BRIEF.
Locate the lines of the listing below that hold "城南旧事", then copy each of them.

□ □ □ □ □

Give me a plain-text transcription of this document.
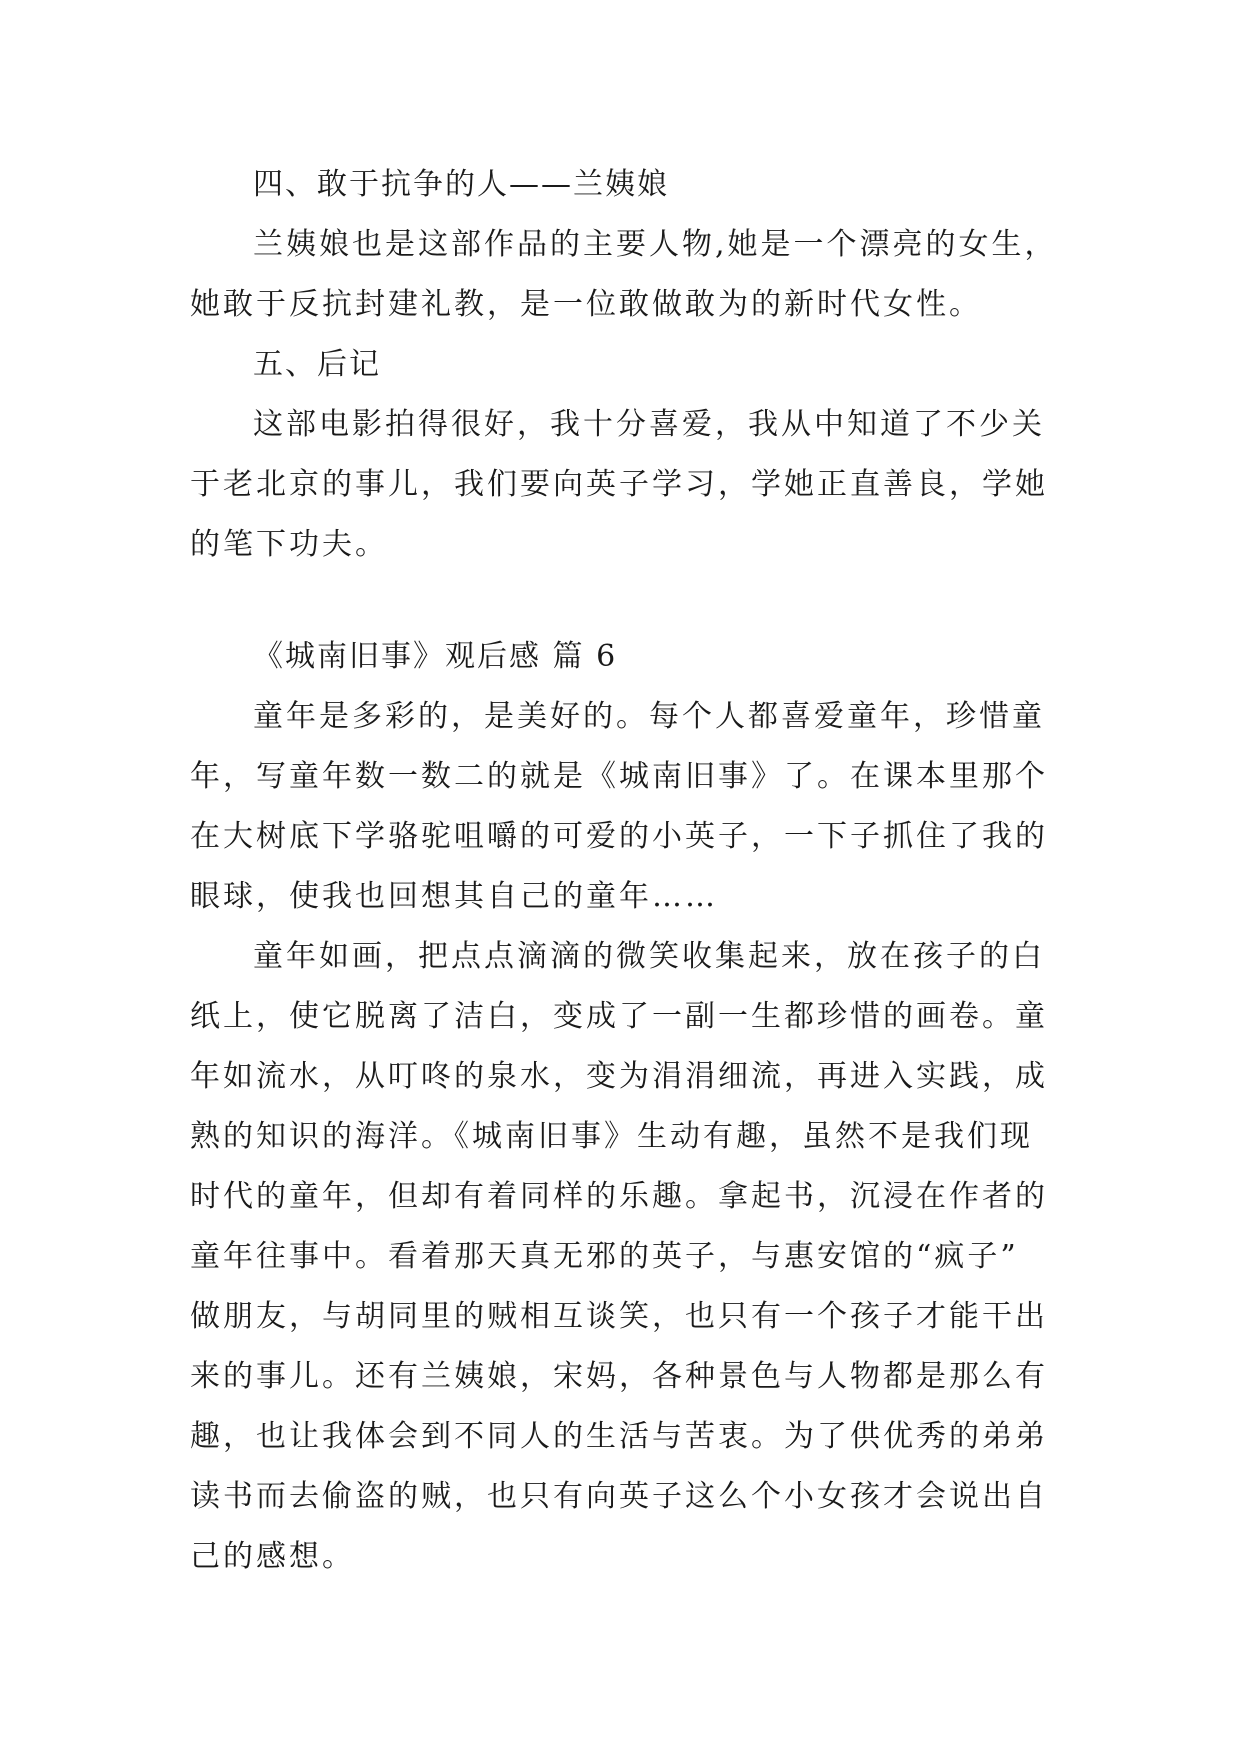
四、敢于抗争的人——兰姨娘
兰姨娘也是这部作品的主要人物,她是一个漂亮的女生，
她敢于反抗封建礼教，是一位敢做敢为的新时代女性。
五、后记
这部电影拍得很好，我十分喜爱，我从中知道了不少关
于老北京的事儿，我们要向英子学习，学她正直善良，学她
的笔下功夫。
《城南旧事》观后感 篇 6
童年是多彩的，是美好的。每个人都喜爱童年，珍惜童
年，写童年数一数二的就是《城南旧事》了。在课本里那个
在大树底下学骆驼咀嚼的可爱的小英子，一下子抓住了我的
眼球，使我也回想其自己的童年……
童年如画，把点点滴滴的微笑收集起来，放在孩子的白
纸上，使它脱离了洁白，变成了一副一生都珍惜的画卷。童
年如流水，从叮咚的泉水，变为涓涓细流，再进入实践，成
熟的知识的海洋。《城南旧事》生动有趣，虽然不是我们现
时代的童年，但却有着同样的乐趣。拿起书，沉浸在作者的
童年往事中。看着那天真无邪的英子，与惠安馆的“疯子”
做朋友，与胡同里的贼相互谈笑，也只有一个孩子才能干出
来的事儿。还有兰姨娘，宋妈，各种景色与人物都是那么有
趣，也让我体会到不同人的生活与苦衷。为了供优秀的弟弟
读书而去偷盗的贼，也只有向英子这么个小女孩才会说出自
己的感想。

□ □ □ □ □

WRITTEN SOLUTION.
《城南旧事》观后感 篇 6
年，写童年数一数二的就是《城南旧事》了。在课本里那个
熟的知识的海洋。《城南旧事》生动有趣，虽然不是我们现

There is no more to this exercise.